═════ Records shown ═════

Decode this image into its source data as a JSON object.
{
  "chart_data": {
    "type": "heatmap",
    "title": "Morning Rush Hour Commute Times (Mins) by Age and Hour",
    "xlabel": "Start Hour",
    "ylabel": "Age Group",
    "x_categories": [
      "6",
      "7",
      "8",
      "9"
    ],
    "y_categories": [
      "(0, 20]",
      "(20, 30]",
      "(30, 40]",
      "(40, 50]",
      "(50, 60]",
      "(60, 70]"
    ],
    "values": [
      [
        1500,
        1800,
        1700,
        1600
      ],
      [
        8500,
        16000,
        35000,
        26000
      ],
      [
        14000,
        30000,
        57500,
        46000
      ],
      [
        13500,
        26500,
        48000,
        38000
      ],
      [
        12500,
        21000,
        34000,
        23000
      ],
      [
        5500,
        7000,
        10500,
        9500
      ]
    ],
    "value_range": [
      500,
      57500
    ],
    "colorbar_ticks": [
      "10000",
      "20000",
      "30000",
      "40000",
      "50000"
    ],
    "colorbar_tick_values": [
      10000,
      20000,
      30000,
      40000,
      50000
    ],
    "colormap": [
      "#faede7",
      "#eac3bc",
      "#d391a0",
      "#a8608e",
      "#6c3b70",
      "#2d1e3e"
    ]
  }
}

═════

#### Aim of the exercise
Repeat all of the entries exactly.

#### Full answer
Decode this image into its source data as a JSON object.
{
  "chart_data": {
    "type": "heatmap",
    "title": "Morning Rush Hour Commute Times (Mins) by Age and Hour",
    "xlabel": "Start Hour",
    "ylabel": "Age Group",
    "x_categories": [
      "6",
      "7",
      "8",
      "9"
    ],
    "y_categories": [
      "(0, 20]",
      "(20, 30]",
      "(30, 40]",
      "(40, 50]",
      "(50, 60]",
      "(60, 70]"
    ],
    "values": [
      [
        1500,
        1800,
        1700,
        1600
      ],
      [
        8500,
        16000,
        35000,
        26000
      ],
      [
        14000,
        30000,
        57500,
        46000
      ],
      [
        13500,
        26500,
        48000,
        38000
      ],
      [
        12500,
        21000,
        34000,
        23000
      ],
      [
        5500,
        7000,
        10500,
        9500
      ]
    ],
    "value_range": [
      500,
      57500
    ],
    "colorbar_ticks": [
      "10000",
      "20000",
      "30000",
      "40000",
      "50000"
    ],
    "colorbar_tick_values": [
      10000,
      20000,
      30000,
      40000,
      50000
    ],
    "colormap": [
      "#faede7",
      "#eac3bc",
      "#d391a0",
      "#a8608e",
      "#6c3b70",
      "#2d1e3e"
    ]
  }
}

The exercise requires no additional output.